The applicant claimed also for other losses.  I propose to allow his claim for unpaid wages between 1 July and 20 July 1995 (both dates inclusive), and one week's holiday pay.  The applicant claimed also that he had signed, in his own name, a lease of premises from which the business of the respondent's predecessor, and subsequently the respondent, was conducted from late January 1995.  I am not satisfied that this claim, in the associated jurisdiction of the court, arises from a substratum of facts common to the termination of employment claim - Moorgate Tobacco Co Ltd v Philip Morris (1980) 145 CLR 457; likewise, with the applicant's claim for reimbursement for wages he claimed to have paid Mr Morton (who assisted at the depot from late June 1995) on his employer's behalf.

I decline to deal with these two claims.  The applicant is at liberty to pursue them elsewhere.

→ Task requirements
1 > From the court judgment excerpt, list each claim for other losses that the applicant made.
2 > Extend the court judgment excerpt, starting after its final sentence.

→ Record list
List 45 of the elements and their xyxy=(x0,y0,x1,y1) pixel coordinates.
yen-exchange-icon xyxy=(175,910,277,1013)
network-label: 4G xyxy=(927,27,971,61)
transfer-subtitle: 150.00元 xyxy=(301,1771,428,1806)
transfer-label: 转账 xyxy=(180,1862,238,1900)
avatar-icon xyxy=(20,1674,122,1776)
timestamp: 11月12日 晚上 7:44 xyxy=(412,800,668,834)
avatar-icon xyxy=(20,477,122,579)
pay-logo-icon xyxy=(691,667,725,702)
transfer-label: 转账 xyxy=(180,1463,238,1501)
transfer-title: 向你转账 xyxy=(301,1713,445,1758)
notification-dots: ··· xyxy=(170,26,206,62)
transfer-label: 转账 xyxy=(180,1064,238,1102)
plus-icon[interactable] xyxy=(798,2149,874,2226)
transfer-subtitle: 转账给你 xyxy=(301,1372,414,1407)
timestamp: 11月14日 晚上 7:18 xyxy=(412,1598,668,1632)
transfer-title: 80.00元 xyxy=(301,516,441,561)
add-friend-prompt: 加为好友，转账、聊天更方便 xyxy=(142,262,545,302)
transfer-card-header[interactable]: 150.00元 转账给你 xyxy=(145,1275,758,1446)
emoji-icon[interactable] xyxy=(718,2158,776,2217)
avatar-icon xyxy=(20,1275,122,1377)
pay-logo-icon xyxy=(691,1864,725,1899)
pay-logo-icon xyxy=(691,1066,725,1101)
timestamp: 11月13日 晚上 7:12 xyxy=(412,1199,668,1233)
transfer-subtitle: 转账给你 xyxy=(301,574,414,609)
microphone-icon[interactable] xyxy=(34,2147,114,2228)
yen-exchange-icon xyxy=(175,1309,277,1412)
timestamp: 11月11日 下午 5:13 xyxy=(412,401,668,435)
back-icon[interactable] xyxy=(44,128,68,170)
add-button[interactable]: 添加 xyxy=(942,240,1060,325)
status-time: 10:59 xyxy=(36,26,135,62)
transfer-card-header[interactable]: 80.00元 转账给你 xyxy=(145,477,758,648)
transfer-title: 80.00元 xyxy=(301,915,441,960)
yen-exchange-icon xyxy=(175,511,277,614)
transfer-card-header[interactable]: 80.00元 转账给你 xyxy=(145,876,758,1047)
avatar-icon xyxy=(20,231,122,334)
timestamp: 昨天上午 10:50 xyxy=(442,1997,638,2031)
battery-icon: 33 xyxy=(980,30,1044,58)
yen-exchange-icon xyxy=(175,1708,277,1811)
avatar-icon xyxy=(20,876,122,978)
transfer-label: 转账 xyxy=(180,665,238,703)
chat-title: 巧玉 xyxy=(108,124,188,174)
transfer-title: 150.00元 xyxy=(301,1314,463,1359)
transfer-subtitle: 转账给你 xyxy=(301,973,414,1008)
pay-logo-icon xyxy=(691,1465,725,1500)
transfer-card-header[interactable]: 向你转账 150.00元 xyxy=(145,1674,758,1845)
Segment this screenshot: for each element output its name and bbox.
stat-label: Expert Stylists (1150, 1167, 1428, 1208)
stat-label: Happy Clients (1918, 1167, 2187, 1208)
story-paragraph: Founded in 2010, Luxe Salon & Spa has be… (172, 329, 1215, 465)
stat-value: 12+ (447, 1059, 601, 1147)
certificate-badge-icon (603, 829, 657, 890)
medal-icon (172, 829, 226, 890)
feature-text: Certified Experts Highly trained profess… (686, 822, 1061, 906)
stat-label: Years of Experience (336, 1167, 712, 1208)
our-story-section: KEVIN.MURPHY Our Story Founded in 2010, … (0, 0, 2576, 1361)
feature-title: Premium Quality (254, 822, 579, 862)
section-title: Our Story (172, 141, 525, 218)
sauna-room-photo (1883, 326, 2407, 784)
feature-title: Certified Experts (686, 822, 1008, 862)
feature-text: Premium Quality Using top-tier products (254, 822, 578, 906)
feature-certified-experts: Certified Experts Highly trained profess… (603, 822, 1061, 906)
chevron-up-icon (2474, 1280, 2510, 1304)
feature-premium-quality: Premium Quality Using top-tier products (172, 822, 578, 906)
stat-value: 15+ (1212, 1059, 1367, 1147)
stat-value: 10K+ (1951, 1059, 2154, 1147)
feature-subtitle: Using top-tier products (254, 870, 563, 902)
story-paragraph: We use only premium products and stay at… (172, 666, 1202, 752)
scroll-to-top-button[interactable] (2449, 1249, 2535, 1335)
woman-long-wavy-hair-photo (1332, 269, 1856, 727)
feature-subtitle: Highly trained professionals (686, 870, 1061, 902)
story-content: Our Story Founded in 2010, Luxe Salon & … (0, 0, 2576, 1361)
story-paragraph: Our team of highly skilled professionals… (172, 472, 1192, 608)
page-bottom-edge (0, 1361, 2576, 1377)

→ Task responses
1 >
- Unpaid wages between 1 July and 20 July 1995 (both dates inclusive)
- One week's holiday pay
- A claim relating to a lease of premises he had signed in his own name, from which the business of the respondent's predecessor and then the respondent was conducted from late January 1995
- Reimbursement for wages he claimed to have paid Mr Morton on his employer's behalf

2 >
Generally

This case has occasioned me more difficulty than it ought, the quality and paucity of evidence from both parties being the cause.  I have had to piece together what was an altogether incomplete picture.  If neither party is content with the result, it is clear where the blame lies.

Orders

I order that:

  1. The application be allowed.

  1. The respondent pay the applicant the sum of $2757.69 compensation within 14 days of today.

  1. The respondent pay the applicant the sum of $3276.22 unpaid wages and        holiday pay within 14 days of today.

I certify that this and the preceding four (4) pages are a true copy of my Reasons for Judgment.

Judicial Registrar:

Date:  13  June  1996

Appearing for the Applicant:  In person

Appearing for the Respondent:  Mr Prosper  (manager)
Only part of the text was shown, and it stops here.